▸ Task
Show all lines holding the string "July".

▸ Data excerpts
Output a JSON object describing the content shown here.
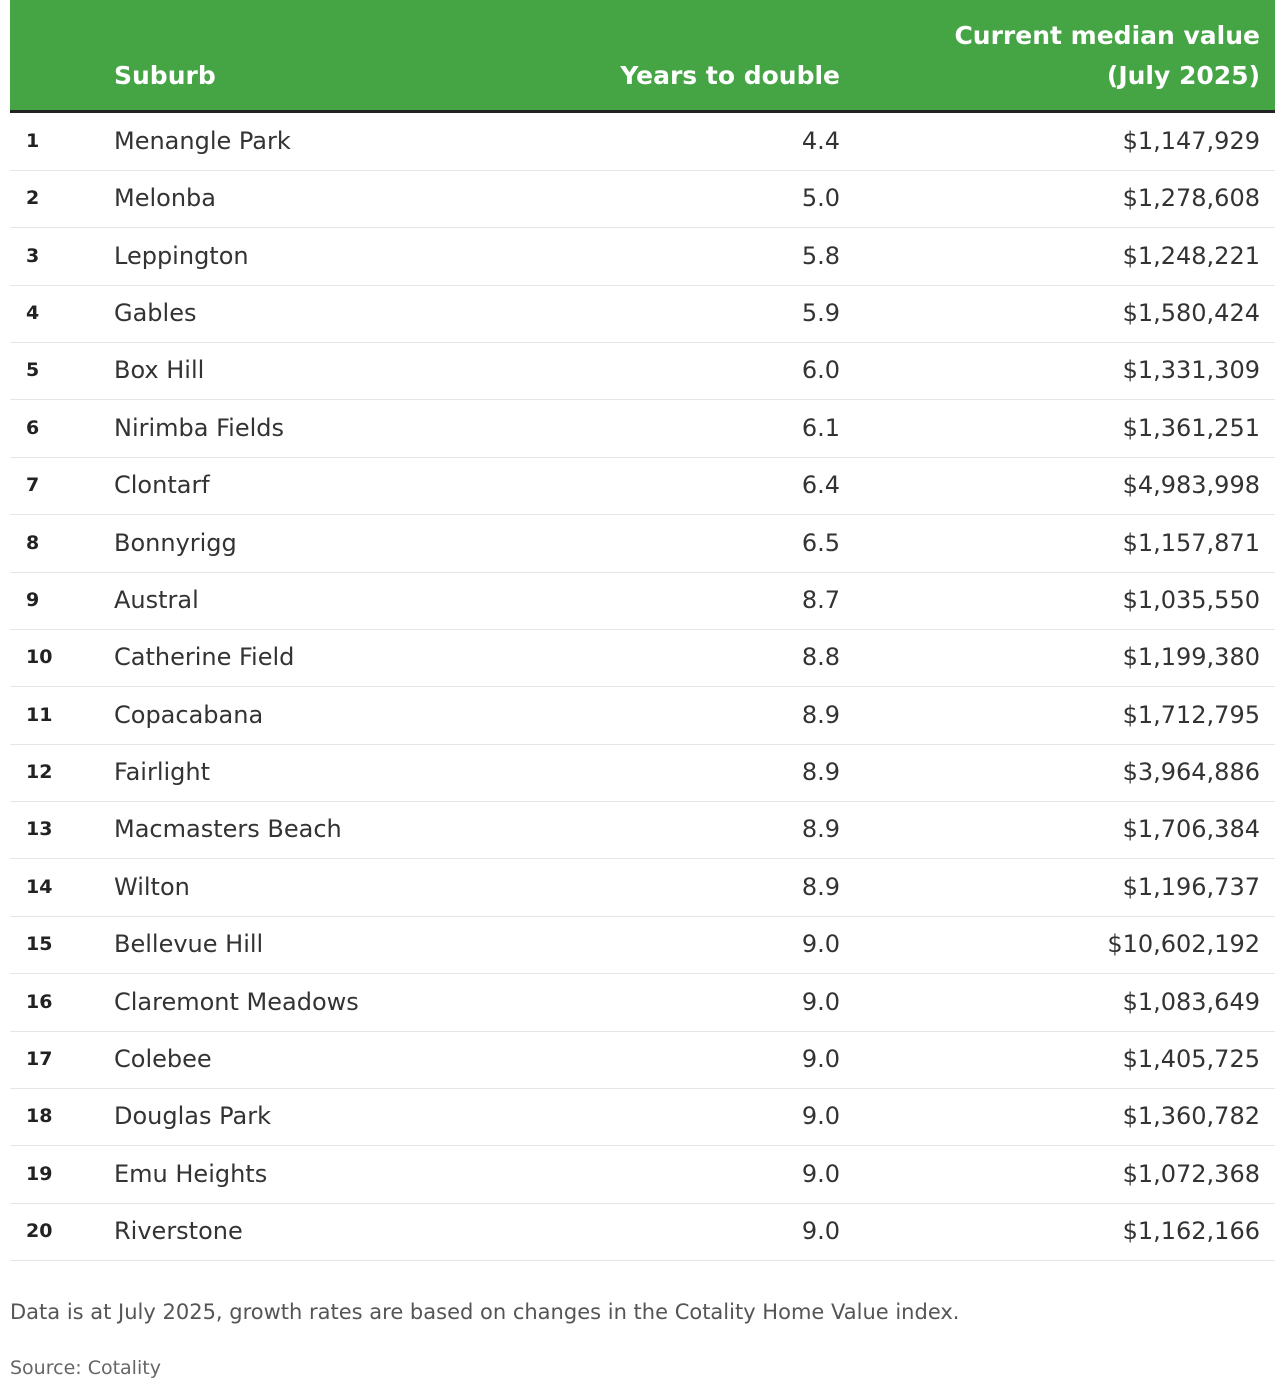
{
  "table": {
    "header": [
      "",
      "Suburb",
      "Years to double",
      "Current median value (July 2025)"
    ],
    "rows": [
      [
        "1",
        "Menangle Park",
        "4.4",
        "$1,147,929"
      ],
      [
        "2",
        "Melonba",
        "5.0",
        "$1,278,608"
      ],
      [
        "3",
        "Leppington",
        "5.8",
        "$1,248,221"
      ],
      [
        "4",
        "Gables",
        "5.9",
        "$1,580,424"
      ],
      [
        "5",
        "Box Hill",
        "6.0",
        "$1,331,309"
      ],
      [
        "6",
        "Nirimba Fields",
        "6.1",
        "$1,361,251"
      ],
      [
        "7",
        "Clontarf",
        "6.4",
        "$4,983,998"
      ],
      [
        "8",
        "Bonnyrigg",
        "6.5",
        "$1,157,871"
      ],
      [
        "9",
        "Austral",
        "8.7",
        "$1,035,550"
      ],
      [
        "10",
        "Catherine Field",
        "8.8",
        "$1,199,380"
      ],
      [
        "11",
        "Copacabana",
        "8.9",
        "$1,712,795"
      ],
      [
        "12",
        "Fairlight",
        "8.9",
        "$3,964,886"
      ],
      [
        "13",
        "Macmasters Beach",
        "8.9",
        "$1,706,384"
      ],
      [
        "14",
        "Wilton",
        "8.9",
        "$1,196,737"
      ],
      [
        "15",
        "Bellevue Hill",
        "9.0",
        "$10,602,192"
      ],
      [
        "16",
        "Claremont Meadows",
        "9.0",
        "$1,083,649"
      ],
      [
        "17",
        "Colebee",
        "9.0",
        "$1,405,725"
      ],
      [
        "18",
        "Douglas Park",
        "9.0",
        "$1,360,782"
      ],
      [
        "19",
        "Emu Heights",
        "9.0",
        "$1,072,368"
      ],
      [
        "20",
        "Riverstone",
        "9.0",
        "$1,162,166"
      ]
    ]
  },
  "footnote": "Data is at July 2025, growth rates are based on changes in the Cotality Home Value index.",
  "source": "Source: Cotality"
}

▸ Expected output
      "Current median value (July 2025)"
  "footnote": "Data is at July 2025, growth rates are based on changes in the Cotality Home Value index.",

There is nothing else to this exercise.